SUPPLIED MATERIAL
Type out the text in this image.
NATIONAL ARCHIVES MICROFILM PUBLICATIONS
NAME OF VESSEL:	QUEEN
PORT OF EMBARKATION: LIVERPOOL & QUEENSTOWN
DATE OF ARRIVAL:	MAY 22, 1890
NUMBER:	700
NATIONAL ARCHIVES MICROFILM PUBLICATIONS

TASK GOAL
Above are some records; repeat all of them exactly.

CORRECT OUTPUT
Type out the text in this image.
NATIONAL ARCHIVES MICROFILM PUBLICATIONS
NAME OF VESSEL:	QUEEN
PORT OF EMBARKATION: LIVERPOOL & QUEENSTOWN
DATE OF ARRIVAL:	MAY 22, 1890
NUMBER:	700
NATIONAL ARCHIVES MICROFILM PUBLICATIONS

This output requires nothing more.